> [Liste des consignes]
1. Citez le passage du texte consacré à Carcajou qui va de « Les deux hommes » à « vieux monde (l’or). », ces deux segments compris.
2. Répondez brièvement aux questions suivantes sur le texte consacré à Carcajou.
(a) Contre quelle denrée Carcajou échange-t-il son or en ville ?
(b) Quel monde Jay Foxton représente-t-il face au vieux monde de l'or ?
(c) Quelle petite ville est frappée par un meurtre ?

D’ailleurs, les autres, il les exècre (pour être poli). S’il met les pieds en ville, c’est pour échanger son or contre une denrée essentielle : du whisky !
Raciste, individualiste, brutal, il est un homme d’un autre temps, celui de la ruée vers l’or, étape marquant de l’histoire américaine.
Même son surnom est une légende à lui tout seul !
Le carcajou est une bête féroce que l’on peut traduire par… Wolverine.
Il n’est d’ailleurs pas anodin que notre bon vieux Carcajou mette une tannée à un Wolverine. Le message est clair :  » Faut pas trop l’emmerder, le bonhomme ! »
Et son manteau en peau de Carcajou est la meilleure des mises en garde.

Or, Jay Foxton se moque des mises en garde.
Les deux hommes n’ont, a priori, rien en commun. On peut même dire que tout les oppose.
Carcajou est vieux, Jay est jeune. Carcajou s’est fait tout seul, Jay tient sa richesse de sa famille…
Il représente le monde nouveau (le pétrole) face à la résistance désuète du vieux monde (l’or).
Mais voilà, l’ancien monde ne compte pas disparaître aussi facilement
Et si Jay use de sa fourberie, il ne peut que s’écraser lamentablement face à la sauvagerie du vieil homme. Au moins, un temps !

Au final, à travers ces deux hommes, ce sont deux visions qui s’opposent.
L’individualisme rugueux et brutal face à la fourberie et au cynisme du capitalisme.

Jouer avec la vérité

Se faire justice

À la moitié de l’album, le récit prend une toute autre tournure.
Sans en dévoiler plus, un meurtre frappe la petite ville de Sinnergulch et les répercutions toucheront l’ensemble des personnages.
Eldiablo aurait pu se contenter de cette confrontation mais il fait évoluer, de façon inattendue, le ton de son histoire, lorgnant vers le fantastique.

> [Documents fournis]

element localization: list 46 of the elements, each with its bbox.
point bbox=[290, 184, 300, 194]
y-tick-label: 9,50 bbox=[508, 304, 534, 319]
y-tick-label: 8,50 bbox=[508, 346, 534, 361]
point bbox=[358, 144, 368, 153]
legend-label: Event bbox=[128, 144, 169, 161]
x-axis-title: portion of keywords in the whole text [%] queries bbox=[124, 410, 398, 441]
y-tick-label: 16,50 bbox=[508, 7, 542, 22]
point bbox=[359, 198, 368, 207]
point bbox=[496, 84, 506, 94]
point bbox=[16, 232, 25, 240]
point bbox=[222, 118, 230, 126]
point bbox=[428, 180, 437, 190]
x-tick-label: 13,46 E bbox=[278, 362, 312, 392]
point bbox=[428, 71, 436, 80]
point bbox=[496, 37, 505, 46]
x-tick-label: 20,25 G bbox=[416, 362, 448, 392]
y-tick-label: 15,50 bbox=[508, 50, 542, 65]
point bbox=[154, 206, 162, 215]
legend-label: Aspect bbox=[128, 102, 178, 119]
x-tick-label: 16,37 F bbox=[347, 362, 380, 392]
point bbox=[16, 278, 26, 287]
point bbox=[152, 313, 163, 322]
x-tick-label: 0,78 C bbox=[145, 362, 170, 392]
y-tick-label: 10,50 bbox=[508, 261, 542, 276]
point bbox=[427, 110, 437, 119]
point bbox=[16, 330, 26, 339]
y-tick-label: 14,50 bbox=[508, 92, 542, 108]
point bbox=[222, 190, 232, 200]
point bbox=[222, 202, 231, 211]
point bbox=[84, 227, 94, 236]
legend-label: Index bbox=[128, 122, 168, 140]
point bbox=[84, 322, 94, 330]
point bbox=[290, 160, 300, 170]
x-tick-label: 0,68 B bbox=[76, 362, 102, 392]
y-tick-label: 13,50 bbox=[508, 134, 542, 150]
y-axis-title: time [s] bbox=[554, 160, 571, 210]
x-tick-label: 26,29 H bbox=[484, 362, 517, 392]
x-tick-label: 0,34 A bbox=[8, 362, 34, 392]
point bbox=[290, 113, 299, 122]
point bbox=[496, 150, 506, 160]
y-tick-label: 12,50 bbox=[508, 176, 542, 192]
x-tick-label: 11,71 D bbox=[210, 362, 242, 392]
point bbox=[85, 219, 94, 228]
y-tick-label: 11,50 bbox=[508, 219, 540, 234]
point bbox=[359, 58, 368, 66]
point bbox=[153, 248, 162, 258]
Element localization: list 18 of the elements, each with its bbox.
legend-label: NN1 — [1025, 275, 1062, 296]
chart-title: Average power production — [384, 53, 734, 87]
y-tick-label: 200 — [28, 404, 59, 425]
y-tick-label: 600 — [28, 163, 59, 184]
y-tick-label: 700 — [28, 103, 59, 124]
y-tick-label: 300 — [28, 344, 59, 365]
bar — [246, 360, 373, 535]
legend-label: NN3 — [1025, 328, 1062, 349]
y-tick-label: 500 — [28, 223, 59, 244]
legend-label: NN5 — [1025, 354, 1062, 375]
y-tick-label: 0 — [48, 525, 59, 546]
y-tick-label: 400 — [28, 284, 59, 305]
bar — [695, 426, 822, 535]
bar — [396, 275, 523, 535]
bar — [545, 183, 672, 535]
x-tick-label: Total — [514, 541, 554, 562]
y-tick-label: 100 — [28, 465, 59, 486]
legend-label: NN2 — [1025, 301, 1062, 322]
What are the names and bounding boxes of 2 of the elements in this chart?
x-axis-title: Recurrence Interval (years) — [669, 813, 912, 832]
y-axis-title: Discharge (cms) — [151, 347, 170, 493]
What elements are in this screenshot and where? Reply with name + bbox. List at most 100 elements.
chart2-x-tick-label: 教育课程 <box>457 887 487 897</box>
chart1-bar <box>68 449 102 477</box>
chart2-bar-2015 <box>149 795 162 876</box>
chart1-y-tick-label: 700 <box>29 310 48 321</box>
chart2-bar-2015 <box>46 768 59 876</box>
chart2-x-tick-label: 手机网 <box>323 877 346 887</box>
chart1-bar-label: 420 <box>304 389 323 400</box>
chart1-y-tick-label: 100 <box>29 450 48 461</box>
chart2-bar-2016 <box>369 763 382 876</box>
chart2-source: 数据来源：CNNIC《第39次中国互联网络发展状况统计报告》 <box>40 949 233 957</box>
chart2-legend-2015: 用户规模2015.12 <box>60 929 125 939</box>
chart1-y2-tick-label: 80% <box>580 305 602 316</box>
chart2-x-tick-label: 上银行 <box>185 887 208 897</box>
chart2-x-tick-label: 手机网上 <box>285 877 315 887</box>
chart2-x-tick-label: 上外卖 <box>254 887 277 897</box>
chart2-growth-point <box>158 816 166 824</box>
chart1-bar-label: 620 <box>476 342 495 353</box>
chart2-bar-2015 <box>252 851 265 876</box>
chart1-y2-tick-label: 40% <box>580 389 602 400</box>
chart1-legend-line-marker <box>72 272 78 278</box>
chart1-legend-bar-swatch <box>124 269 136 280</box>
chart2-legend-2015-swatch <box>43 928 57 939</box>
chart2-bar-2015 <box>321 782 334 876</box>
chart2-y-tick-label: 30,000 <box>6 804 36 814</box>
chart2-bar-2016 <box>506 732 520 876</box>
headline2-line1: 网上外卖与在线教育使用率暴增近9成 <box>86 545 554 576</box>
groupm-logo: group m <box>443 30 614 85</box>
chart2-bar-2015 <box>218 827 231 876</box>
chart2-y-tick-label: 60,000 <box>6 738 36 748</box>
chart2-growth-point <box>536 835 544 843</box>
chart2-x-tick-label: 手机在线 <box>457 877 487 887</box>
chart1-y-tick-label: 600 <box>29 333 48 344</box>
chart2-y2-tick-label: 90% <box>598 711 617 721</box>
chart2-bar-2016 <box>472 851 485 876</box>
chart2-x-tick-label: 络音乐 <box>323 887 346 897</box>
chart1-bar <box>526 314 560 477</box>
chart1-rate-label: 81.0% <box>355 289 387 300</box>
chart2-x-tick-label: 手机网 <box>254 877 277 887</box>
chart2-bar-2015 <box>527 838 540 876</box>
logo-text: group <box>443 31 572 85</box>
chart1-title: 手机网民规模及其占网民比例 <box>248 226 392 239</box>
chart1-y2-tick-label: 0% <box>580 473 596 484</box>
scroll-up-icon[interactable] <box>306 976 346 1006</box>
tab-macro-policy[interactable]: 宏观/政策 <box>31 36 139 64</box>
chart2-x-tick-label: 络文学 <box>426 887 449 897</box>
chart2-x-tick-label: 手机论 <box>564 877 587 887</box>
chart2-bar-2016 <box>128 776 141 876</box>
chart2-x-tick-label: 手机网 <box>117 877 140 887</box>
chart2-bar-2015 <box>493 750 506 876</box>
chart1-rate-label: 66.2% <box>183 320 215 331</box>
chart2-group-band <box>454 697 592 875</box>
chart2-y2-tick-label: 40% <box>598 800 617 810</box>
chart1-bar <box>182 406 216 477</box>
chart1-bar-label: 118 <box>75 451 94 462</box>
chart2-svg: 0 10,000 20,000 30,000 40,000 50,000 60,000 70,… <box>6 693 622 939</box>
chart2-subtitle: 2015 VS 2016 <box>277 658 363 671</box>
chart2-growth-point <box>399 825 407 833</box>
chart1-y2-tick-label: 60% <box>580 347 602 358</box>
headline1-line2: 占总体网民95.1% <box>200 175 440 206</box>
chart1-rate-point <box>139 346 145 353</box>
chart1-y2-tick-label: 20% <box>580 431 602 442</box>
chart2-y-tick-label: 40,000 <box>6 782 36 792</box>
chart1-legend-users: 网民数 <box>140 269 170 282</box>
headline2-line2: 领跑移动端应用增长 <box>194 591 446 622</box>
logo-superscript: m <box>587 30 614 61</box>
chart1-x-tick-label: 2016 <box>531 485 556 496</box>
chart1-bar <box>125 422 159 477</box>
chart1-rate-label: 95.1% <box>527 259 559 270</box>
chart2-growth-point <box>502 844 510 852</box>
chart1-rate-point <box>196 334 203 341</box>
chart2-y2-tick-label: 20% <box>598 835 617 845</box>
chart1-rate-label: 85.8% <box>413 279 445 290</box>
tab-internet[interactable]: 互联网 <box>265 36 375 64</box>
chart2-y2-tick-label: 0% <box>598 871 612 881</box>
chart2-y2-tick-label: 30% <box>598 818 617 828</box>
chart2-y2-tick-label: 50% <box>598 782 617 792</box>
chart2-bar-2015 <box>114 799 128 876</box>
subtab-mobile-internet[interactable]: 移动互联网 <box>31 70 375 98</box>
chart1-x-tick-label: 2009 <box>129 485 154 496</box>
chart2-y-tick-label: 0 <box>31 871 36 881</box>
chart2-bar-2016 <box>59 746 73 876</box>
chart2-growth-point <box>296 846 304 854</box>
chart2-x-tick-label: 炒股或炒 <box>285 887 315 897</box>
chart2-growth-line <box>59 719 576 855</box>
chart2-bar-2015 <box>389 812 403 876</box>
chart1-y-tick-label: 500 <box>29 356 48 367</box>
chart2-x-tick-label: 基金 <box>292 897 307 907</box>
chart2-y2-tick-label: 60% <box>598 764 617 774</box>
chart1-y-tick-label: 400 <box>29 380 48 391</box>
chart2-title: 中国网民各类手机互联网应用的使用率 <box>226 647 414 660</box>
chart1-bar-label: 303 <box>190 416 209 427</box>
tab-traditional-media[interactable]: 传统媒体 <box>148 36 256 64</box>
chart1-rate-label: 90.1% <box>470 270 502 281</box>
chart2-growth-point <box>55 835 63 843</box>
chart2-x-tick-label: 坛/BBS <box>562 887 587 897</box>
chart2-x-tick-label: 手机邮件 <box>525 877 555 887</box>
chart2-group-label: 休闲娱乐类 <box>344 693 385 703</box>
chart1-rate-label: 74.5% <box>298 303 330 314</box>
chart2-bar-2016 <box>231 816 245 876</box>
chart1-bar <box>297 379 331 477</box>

> [Vos réponses]
1.
Les deux hommes n’ont, a priori, rien en commun. On peut même dire que tout les oppose.
Carcajou est vieux, Jay est jeune. Carcajou s’est fait tout seul, Jay tient sa richesse de sa famille…
Il représente le monde nouveau (le pétrole) face à la résistance désuète du vieux monde (l’or).

2.
(a) Du whisky.
(b) Le monde nouveau, celui du pétrole.
(c) Sinnergulch.